◆ **DIRECTIVES**:
1) Answer these questions from the Fiji Museum passage, giving each answer on its own line marked (a), (b) or (c) to match.
(a) In what year was the Reverend Thomas Baker killed on Viti Levu?
(b) How far is the Fiji Museum from downtown Suva?
(c) In what year did a local paper tell of the journey in the Kaunitoni canoe?
2) Resume the Fiji Museum passage with a few sentences that pick up right after its last sentence.

◆ **SELECTED PASSAGE**:
------------------------------------

Give them credit, they were persistent.

When the Reverend Thomas Baker, a Methodist minister, unintentionally insulted a chief on the Fijian island of Viti Levu in 1867, he and six of his Fijian followers were hacked to death and eaten.

Baker has the dubious honour of being the only European Methodist to be dispatched in such a way.

And the people didn't stop with him. The story goes they also tried to eat his boots, bits of one being on display in the Fiji Museum just 10 minutes walk from downtown Suva.

Here is a glass case you may also see Rev. Baker's Bible, the bowl he was served up in and a large wooden fork.

Suva's small but fascinating museum offers an insight into many and often confusing aspects of Fiji's social, religious and political history, among them that 19th century missionaries spread the idea Fijians were descended from Egyptians. This lead to a local paper in 1892 telling of the journey from Thebes up the Nile to Lake Tanganyika and then on to Fiji in the Kaunitoni canoe.

------------------------------------

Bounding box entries
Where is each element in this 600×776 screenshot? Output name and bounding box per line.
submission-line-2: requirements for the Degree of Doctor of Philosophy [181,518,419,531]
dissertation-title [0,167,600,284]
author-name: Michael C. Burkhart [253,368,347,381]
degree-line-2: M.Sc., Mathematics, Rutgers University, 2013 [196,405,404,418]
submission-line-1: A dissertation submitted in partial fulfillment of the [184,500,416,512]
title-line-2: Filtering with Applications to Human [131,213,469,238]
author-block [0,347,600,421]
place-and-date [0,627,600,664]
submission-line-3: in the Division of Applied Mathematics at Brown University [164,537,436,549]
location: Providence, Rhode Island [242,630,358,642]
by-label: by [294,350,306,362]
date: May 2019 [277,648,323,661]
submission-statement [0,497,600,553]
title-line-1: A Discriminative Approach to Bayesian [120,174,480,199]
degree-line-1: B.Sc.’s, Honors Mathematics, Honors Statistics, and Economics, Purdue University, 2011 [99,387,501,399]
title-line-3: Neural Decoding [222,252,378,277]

------------------------------------

◆ **TASK-BY-TASK ANSWERS**:
1)
(a) 1867
(b) 10 minutes' walk
(c) 1892

2)
There are many such marginalia in the museum but the visitor is greeted on entry by the impressive out-rigger Ratu Finau -- “the last Waqa Drua” (ocean-going canoe) – of 1913 which has a main hull 13.4m long and massive steering oars which needed four men – four Fijian men, remember – to operate.

This, we are told, “is a relatively small canoe in comparison to those from the 1800s”.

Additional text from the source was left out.